(Items from a data source)
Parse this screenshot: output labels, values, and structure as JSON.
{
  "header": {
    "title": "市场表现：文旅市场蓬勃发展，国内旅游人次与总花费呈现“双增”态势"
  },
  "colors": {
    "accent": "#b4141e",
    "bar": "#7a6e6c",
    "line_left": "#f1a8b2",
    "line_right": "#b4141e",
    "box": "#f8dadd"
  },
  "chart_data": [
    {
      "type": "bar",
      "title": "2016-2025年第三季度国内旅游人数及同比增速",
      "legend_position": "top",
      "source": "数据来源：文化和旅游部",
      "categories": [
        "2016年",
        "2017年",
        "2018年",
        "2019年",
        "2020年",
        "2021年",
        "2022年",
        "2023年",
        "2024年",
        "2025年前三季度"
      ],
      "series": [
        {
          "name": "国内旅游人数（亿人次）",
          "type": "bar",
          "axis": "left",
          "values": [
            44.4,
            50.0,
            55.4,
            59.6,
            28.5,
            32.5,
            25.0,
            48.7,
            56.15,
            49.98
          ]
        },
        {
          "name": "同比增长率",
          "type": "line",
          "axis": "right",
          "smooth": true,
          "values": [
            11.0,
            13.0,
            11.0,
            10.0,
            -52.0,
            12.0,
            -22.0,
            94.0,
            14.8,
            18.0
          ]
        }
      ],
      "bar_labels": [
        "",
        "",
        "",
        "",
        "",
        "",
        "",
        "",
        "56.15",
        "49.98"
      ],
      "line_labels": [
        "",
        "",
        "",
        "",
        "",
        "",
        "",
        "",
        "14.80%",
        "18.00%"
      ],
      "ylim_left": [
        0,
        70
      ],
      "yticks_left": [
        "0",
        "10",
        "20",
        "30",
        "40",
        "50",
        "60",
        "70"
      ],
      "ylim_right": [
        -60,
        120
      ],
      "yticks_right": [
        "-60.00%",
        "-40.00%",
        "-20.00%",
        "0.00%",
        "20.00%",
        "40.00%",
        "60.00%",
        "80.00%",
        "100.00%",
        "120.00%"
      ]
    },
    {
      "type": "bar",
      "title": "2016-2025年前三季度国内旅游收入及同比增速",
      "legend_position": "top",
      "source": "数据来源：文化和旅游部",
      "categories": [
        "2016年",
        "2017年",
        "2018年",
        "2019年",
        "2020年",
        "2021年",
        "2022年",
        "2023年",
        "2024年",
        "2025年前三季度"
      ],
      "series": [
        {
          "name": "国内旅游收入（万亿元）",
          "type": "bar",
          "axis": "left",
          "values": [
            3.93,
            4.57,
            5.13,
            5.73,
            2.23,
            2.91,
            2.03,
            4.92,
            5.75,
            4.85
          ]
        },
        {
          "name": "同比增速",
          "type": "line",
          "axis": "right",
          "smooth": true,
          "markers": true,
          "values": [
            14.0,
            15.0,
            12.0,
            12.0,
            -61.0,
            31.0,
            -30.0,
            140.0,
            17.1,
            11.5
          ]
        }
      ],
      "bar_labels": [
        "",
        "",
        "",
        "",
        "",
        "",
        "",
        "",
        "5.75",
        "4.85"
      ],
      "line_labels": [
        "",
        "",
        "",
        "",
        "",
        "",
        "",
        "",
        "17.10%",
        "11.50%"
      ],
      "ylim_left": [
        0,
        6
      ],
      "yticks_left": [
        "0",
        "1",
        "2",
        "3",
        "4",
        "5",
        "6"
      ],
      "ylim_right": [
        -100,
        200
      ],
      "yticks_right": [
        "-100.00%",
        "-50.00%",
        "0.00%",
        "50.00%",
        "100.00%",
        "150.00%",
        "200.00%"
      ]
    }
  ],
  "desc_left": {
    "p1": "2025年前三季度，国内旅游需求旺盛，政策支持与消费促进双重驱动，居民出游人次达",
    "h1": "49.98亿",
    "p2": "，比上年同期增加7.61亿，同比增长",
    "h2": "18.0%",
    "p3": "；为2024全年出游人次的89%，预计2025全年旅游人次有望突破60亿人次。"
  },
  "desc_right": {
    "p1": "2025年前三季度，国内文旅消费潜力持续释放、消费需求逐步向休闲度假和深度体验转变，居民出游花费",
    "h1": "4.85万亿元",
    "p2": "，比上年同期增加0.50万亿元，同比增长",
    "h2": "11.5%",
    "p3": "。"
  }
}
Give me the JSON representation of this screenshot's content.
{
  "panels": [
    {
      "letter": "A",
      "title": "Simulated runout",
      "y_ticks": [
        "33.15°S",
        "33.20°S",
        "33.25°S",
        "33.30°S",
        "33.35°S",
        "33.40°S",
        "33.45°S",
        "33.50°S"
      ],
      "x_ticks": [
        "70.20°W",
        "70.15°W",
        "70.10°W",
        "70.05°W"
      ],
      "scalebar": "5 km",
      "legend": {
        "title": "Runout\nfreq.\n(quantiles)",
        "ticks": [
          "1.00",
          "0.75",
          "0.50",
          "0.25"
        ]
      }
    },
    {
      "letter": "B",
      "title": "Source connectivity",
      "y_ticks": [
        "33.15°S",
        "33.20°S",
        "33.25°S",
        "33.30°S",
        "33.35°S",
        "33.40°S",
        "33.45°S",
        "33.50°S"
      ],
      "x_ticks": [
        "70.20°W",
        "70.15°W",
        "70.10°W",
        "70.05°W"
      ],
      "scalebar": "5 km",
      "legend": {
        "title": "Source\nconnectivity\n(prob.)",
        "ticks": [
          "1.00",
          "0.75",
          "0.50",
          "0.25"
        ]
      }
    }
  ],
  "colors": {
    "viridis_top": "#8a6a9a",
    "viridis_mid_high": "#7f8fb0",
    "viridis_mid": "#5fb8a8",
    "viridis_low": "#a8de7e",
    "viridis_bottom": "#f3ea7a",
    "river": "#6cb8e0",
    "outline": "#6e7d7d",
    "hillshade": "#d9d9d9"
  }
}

> **Your instructions**
Set down the entries verbatim, leaving none out.

> **Answer to the task**
Parse this screenshot: output labels, values, and structure as JSON.
{
  "header": {
    "title": "市场表现：文旅市场蓬勃发展，国内旅游人次与总花费呈现“双增”态势"
  },
  "colors": {
    "accent": "#b4141e",
    "bar": "#7a6e6c",
    "line_left": "#f1a8b2",
    "line_right": "#b4141e",
    "box": "#f8dadd"
  },
  "chart_data": [
    {
      "type": "bar",
      "title": "2016-2025年第三季度国内旅游人数及同比增速",
      "legend_position": "top",
      "source": "数据来源：文化和旅游部",
      "categories": [
        "2016年",
        "2017年",
        "2018年",
        "2019年",
        "2020年",
        "2021年",
        "2022年",
        "2023年",
        "2024年",
        "2025年前三季度"
      ],
      "series": [
        {
          "name": "国内旅游人数（亿人次）",
          "type": "bar",
          "axis": "left",
          "values": [
            44.4,
            50.0,
            55.4,
            59.6,
            28.5,
            32.5,
            25.0,
            48.7,
            56.15,
            49.98
          ]
        },
        {
          "name": "同比增长率",
          "type": "line",
          "axis": "right",
          "smooth": true,
          "values": [
            11.0,
            13.0,
            11.0,
            10.0,
            -52.0,
            12.0,
            -22.0,
            94.0,
            14.8,
            18.0
          ]
        }
      ],
      "bar_labels": [
        "",
        "",
        "",
        "",
        "",
        "",
        "",
        "",
        "56.15",
        "49.98"
      ],
      "line_labels": [
        "",
        "",
        "",
        "",
        "",
        "",
        "",
        "",
        "14.80%",
        "18.00%"
      ],
      "ylim_left": [
        0,
        70
      ],
      "yticks_left": [
        "0",
        "10",
        "20",
        "30",
        "40",
        "50",
        "60",
        "70"
      ],
      "ylim_right": [
        -60,
        120
      ],
      "yticks_right": [
        "-60.00%",
        "-40.00%",
        "-20.00%",
        "0.00%",
        "20.00%",
        "40.00%",
        "60.00%",
        "80.00%",
        "100.00%",
        "120.00%"
      ]
    },
    {
      "type": "bar",
      "title": "2016-2025年前三季度国内旅游收入及同比增速",
      "legend_position": "top",
      "source": "数据来源：文化和旅游部",
      "categories": [
        "2016年",
        "2017年",
        "2018年",
        "2019年",
        "2020年",
        "2021年",
        "2022年",
        "2023年",
        "2024年",
        "2025年前三季度"
      ],
      "series": [
        {
          "name": "国内旅游收入（万亿元）",
          "type": "bar",
          "axis": "left",
          "values": [
            3.93,
            4.57,
            5.13,
            5.73,
            2.23,
            2.91,
            2.03,
            4.92,
            5.75,
            4.85
          ]
        },
        {
          "name": "同比增速",
          "type": "line",
          "axis": "right",
          "smooth": true,
          "markers": true,
          "values": [
            14.0,
            15.0,
            12.0,
            12.0,
            -61.0,
            31.0,
            -30.0,
            140.0,
            17.1,
            11.5
          ]
        }
      ],
      "bar_labels": [
        "",
        "",
        "",
        "",
        "",
        "",
        "",
        "",
        "5.75",
        "4.85"
      ],
      "line_labels": [
        "",
        "",
        "",
        "",
        "",
        "",
        "",
        "",
        "17.10%",
        "11.50%"
      ],
      "ylim_left": [
        0,
        6
      ],
      "yticks_left": [
        "0",
        "1",
        "2",
        "3",
        "4",
        "5",
        "6"
      ],
      "ylim_right": [
        -100,
        200
      ],
      "yticks_right": [
        "-100.00%",
        "-50.00%",
        "0.00%",
        "50.00%",
        "100.00%",
        "150.00%",
        "200.00%"
      ]
    }
  ],
  "desc_left": {
    "p1": "2025年前三季度，国内旅游需求旺盛，政策支持与消费促进双重驱动，居民出游人次达",
    "h1": "49.98亿",
    "p2": "，比上年同期增加7.61亿，同比增长",
    "h2": "18.0%",
    "p3": "；为2024全年出游人次的89%，预计2025全年旅游人次有望突破60亿人次。"
  },
  "desc_right": {
    "p1": "2025年前三季度，国内文旅消费潜力持续释放、消费需求逐步向休闲度假和深度体验转变，居民出游花费",
    "h1": "4.85万亿元",
    "p2": "，比上年同期增加0.50万亿元，同比增长",
    "h2": "11.5%",
    "p3": "。"
  }
}
Give me the JSON representation of this screenshot's content.
{
  "panels": [
    {
      "letter": "A",
      "title": "Simulated runout",
      "y_ticks": [
        "33.15°S",
        "33.20°S",
        "33.25°S",
        "33.30°S",
        "33.35°S",
        "33.40°S",
        "33.45°S",
        "33.50°S"
      ],
      "x_ticks": [
        "70.20°W",
        "70.15°W",
        "70.10°W",
        "70.05°W"
      ],
      "scalebar": "5 km",
      "legend": {
        "title": "Runout\nfreq.\n(quantiles)",
        "ticks": [
          "1.00",
          "0.75",
          "0.50",
          "0.25"
        ]
      }
    },
    {
      "letter": "B",
      "title": "Source connectivity",
      "y_ticks": [
        "33.15°S",
        "33.20°S",
        "33.25°S",
        "33.30°S",
        "33.35°S",
        "33.40°S",
        "33.45°S",
        "33.50°S"
      ],
      "x_ticks": [
        "70.20°W",
        "70.15°W",
        "70.10°W",
        "70.05°W"
      ],
      "scalebar": "5 km",
      "legend": {
        "title": "Source\nconnectivity\n(prob.)",
        "ticks": [
          "1.00",
          "0.75",
          "0.50",
          "0.25"
        ]
      }
    }
  ],
  "colors": {
    "viridis_top": "#8a6a9a",
    "viridis_mid_high": "#7f8fb0",
    "viridis_mid": "#5fb8a8",
    "viridis_low": "#a8de7e",
    "viridis_bottom": "#f3ea7a",
    "river": "#6cb8e0",
    "outline": "#6e7d7d",
    "hillshade": "#d9d9d9"
  }
}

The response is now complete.